(EXCERPTED RECORDS Opens)

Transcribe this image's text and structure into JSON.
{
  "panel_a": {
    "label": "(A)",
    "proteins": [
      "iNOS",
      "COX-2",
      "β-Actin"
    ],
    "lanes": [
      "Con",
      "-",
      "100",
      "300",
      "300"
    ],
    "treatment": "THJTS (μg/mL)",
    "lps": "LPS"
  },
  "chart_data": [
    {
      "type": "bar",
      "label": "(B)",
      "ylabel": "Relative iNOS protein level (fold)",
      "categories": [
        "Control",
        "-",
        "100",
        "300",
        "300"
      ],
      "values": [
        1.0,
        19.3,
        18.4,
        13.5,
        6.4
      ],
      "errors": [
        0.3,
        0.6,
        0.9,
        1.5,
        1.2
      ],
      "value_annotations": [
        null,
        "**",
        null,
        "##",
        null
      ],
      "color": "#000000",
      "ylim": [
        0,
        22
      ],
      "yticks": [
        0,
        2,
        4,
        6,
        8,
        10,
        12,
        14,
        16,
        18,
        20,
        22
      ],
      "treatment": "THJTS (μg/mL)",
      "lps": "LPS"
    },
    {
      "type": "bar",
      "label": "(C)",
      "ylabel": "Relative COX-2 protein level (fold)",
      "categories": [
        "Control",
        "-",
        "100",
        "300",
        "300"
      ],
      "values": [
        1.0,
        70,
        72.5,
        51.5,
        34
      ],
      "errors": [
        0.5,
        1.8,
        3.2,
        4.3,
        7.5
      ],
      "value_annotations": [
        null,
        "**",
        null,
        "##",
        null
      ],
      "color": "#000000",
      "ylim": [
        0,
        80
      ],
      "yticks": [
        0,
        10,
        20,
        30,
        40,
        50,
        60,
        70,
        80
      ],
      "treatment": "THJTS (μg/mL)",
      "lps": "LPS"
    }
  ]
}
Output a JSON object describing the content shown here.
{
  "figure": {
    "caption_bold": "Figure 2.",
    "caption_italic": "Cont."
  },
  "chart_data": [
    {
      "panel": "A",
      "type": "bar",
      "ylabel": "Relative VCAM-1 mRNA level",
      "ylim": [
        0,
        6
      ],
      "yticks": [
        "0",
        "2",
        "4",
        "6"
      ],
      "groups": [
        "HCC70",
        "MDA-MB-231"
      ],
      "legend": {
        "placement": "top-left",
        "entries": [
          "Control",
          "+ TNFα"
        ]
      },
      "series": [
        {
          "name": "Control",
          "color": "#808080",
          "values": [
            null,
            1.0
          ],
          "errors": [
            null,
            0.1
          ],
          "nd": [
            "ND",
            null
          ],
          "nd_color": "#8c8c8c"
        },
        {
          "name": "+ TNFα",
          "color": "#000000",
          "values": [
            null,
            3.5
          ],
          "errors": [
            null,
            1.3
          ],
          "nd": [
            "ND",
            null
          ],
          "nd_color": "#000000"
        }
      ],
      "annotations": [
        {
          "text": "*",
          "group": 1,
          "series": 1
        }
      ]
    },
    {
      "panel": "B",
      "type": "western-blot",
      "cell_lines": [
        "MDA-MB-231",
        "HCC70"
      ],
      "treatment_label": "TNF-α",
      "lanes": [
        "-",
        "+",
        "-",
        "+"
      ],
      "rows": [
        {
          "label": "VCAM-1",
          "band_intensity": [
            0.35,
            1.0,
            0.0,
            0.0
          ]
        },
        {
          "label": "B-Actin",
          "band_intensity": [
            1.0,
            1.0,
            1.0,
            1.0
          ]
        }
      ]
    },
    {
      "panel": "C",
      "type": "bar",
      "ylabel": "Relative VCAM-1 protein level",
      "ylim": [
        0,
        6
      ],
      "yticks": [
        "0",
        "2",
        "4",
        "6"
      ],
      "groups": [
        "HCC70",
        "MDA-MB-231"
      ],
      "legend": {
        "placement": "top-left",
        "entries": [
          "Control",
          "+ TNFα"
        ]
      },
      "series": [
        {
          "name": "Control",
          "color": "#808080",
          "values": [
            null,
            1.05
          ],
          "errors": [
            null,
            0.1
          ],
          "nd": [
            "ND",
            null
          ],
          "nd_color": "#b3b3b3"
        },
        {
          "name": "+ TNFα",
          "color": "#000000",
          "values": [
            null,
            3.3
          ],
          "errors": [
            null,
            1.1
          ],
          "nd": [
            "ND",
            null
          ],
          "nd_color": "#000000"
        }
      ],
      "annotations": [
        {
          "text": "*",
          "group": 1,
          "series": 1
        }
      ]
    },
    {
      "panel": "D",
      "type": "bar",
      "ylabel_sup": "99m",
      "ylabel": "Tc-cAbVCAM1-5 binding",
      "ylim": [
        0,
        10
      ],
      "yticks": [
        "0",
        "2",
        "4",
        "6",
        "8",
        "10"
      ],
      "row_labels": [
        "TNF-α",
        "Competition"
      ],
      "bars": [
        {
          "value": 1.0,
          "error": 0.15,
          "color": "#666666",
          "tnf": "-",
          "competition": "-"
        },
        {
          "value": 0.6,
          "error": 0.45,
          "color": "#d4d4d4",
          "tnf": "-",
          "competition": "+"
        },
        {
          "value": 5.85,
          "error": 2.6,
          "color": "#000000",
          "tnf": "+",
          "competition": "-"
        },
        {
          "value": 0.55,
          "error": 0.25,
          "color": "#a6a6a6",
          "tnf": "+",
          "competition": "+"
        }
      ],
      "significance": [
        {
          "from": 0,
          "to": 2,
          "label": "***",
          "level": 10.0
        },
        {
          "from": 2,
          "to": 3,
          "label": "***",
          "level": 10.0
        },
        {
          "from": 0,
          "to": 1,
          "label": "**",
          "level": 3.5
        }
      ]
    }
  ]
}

(EXCERPTED RECORDS Closes)

__TASK DESCRIPTION__
Copy every entry exactly.

__TASK SOLUTION__
Transcribe this image's text and structure into JSON.
{
  "panel_a": {
    "label": "(A)",
    "proteins": [
      "iNOS",
      "COX-2",
      "β-Actin"
    ],
    "lanes": [
      "Con",
      "-",
      "100",
      "300",
      "300"
    ],
    "treatment": "THJTS (μg/mL)",
    "lps": "LPS"
  },
  "chart_data": [
    {
      "type": "bar",
      "label": "(B)",
      "ylabel": "Relative iNOS protein level (fold)",
      "categories": [
        "Control",
        "-",
        "100",
        "300",
        "300"
      ],
      "values": [
        1.0,
        19.3,
        18.4,
        13.5,
        6.4
      ],
      "errors": [
        0.3,
        0.6,
        0.9,
        1.5,
        1.2
      ],
      "value_annotations": [
        null,
        "**",
        null,
        "##",
        null
      ],
      "color": "#000000",
      "ylim": [
        0,
        22
      ],
      "yticks": [
        0,
        2,
        4,
        6,
        8,
        10,
        12,
        14,
        16,
        18,
        20,
        22
      ],
      "treatment": "THJTS (μg/mL)",
      "lps": "LPS"
    },
    {
      "type": "bar",
      "label": "(C)",
      "ylabel": "Relative COX-2 protein level (fold)",
      "categories": [
        "Control",
        "-",
        "100",
        "300",
        "300"
      ],
      "values": [
        1.0,
        70,
        72.5,
        51.5,
        34
      ],
      "errors": [
        0.5,
        1.8,
        3.2,
        4.3,
        7.5
      ],
      "value_annotations": [
        null,
        "**",
        null,
        "##",
        null
      ],
      "color": "#000000",
      "ylim": [
        0,
        80
      ],
      "yticks": [
        0,
        10,
        20,
        30,
        40,
        50,
        60,
        70,
        80
      ],
      "treatment": "THJTS (μg/mL)",
      "lps": "LPS"
    }
  ]
}
Output a JSON object describing the content shown here.
{
  "figure": {
    "caption_bold": "Figure 2.",
    "caption_italic": "Cont."
  },
  "chart_data": [
    {
      "panel": "A",
      "type": "bar",
      "ylabel": "Relative VCAM-1 mRNA level",
      "ylim": [
        0,
        6
      ],
      "yticks": [
        "0",
        "2",
        "4",
        "6"
      ],
      "groups": [
        "HCC70",
        "MDA-MB-231"
      ],
      "legend": {
        "placement": "top-left",
        "entries": [
          "Control",
          "+ TNFα"
        ]
      },
      "series": [
        {
          "name": "Control",
          "color": "#808080",
          "values": [
            null,
            1.0
          ],
          "errors": [
            null,
            0.1
          ],
          "nd": [
            "ND",
            null
          ],
          "nd_color": "#8c8c8c"
        },
        {
          "name": "+ TNFα",
          "color": "#000000",
          "values": [
            null,
            3.5
          ],
          "errors": [
            null,
            1.3
          ],
          "nd": [
            "ND",
            null
          ],
          "nd_color": "#000000"
        }
      ],
      "annotations": [
        {
          "text": "*",
          "group": 1,
          "series": 1
        }
      ]
    },
    {
      "panel": "B",
      "type": "western-blot",
      "cell_lines": [
        "MDA-MB-231",
        "HCC70"
      ],
      "treatment_label": "TNF-α",
      "lanes": [
        "-",
        "+",
        "-",
        "+"
      ],
      "rows": [
        {
          "label": "VCAM-1",
          "band_intensity": [
            0.35,
            1.0,
            0.0,
            0.0
          ]
        },
        {
          "label": "B-Actin",
          "band_intensity": [
            1.0,
            1.0,
            1.0,
            1.0
          ]
        }
      ]
    },
    {
      "panel": "C",
      "type": "bar",
      "ylabel": "Relative VCAM-1 protein level",
      "ylim": [
        0,
        6
      ],
      "yticks": [
        "0",
        "2",
        "4",
        "6"
      ],
      "groups": [
        "HCC70",
        "MDA-MB-231"
      ],
      "legend": {
        "placement": "top-left",
        "entries": [
          "Control",
          "+ TNFα"
        ]
      },
      "series": [
        {
          "name": "Control",
          "color": "#808080",
          "values": [
            null,
            1.05
          ],
          "errors": [
            null,
            0.1
          ],
          "nd": [
            "ND",
            null
          ],
          "nd_color": "#b3b3b3"
        },
        {
          "name": "+ TNFα",
          "color": "#000000",
          "values": [
            null,
            3.3
          ],
          "errors": [
            null,
            1.1
          ],
          "nd": [
            "ND",
            null
          ],
          "nd_color": "#000000"
        }
      ],
      "annotations": [
        {
          "text": "*",
          "group": 1,
          "series": 1
        }
      ]
    },
    {
      "panel": "D",
      "type": "bar",
      "ylabel_sup": "99m",
      "ylabel": "Tc-cAbVCAM1-5 binding",
      "ylim": [
        0,
        10
      ],
      "yticks": [
        "0",
        "2",
        "4",
        "6",
        "8",
        "10"
      ],
      "row_labels": [
        "TNF-α",
        "Competition"
      ],
      "bars": [
        {
          "value": 1.0,
          "error": 0.15,
          "color": "#666666",
          "tnf": "-",
          "competition": "-"
        },
        {
          "value": 0.6,
          "error": 0.45,
          "color": "#d4d4d4",
          "tnf": "-",
          "competition": "+"
        },
        {
          "value": 5.85,
          "error": 2.6,
          "color": "#000000",
          "tnf": "+",
          "competition": "-"
        },
        {
          "value": 0.55,
          "error": 0.25,
          "color": "#a6a6a6",
          "tnf": "+",
          "competition": "+"
        }
      ],
      "significance": [
        {
          "from": 0,
          "to": 2,
          "label": "***",
          "level": 10.0
        },
        {
          "from": 2,
          "to": 3,
          "label": "***",
          "level": 10.0
        },
        {
          "from": 0,
          "to": 1,
          "label": "**",
          "level": 3.5
        }
      ]
    }
  ]
}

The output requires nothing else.